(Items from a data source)
• • •

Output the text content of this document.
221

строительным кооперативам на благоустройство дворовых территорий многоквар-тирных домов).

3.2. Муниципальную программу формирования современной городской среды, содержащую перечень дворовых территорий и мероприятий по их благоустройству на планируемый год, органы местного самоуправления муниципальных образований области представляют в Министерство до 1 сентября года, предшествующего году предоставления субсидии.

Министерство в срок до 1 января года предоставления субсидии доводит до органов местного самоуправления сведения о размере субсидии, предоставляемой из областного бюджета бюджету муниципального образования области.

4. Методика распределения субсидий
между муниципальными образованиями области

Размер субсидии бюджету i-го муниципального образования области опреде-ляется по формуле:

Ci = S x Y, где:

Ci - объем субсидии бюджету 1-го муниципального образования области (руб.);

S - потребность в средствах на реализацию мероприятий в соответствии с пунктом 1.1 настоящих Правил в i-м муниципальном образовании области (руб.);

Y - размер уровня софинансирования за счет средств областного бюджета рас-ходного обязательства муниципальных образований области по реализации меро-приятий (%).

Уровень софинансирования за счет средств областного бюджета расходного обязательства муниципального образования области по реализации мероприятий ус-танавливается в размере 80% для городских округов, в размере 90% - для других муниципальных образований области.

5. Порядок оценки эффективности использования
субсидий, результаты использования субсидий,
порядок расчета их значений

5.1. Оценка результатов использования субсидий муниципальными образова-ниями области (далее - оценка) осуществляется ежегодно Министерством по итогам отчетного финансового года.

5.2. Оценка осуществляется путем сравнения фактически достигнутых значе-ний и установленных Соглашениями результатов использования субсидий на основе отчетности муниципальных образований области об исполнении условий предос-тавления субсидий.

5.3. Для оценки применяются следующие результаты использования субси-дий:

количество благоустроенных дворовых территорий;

• • •

» **WHAT YOU SHOULD DO**: Extract all the entries word for word.

» **THE REPLY**:
Output the text content of this document.
221

строительным кооперативам на благоустройство дворовых территорий многоквар-тирных домов).

3.2. Муниципальную программу формирования современной городской среды, содержащую перечень дворовых территорий и мероприятий по их благоустройству на планируемый год, органы местного самоуправления муниципальных образований области представляют в Министерство до 1 сентября года, предшествующего году предоставления субсидии.

Министерство в срок до 1 января года предоставления субсидии доводит до органов местного самоуправления сведения о размере субсидии, предоставляемой из областного бюджета бюджету муниципального образования области.

4. Методика распределения субсидий
между муниципальными образованиями области

Размер субсидии бюджету i-го муниципального образования области опреде-ляется по формуле:

Ci = S x Y, где:

Ci - объем субсидии бюджету 1-го муниципального образования области (руб.);

S - потребность в средствах на реализацию мероприятий в соответствии с пунктом 1.1 настоящих Правил в i-м муниципальном образовании области (руб.);

Y - размер уровня софинансирования за счет средств областного бюджета рас-ходного обязательства муниципальных образований области по реализации меро-приятий (%).

Уровень софинансирования за счет средств областного бюджета расходного обязательства муниципального образования области по реализации мероприятий ус-танавливается в размере 80% для городских округов, в размере 90% - для других муниципальных образований области.

5. Порядок оценки эффективности использования
субсидий, результаты использования субсидий,
порядок расчета их значений

5.1. Оценка результатов использования субсидий муниципальными образова-ниями области (далее - оценка) осуществляется ежегодно Министерством по итогам отчетного финансового года.

5.2. Оценка осуществляется путем сравнения фактически достигнутых значе-ний и установленных Соглашениями результатов использования субсидий на основе отчетности муниципальных образований области об исполнении условий предос-тавления субсидий.

5.3. Для оценки применяются следующие результаты использования субси-дий:

количество благоустроенных дворовых территорий;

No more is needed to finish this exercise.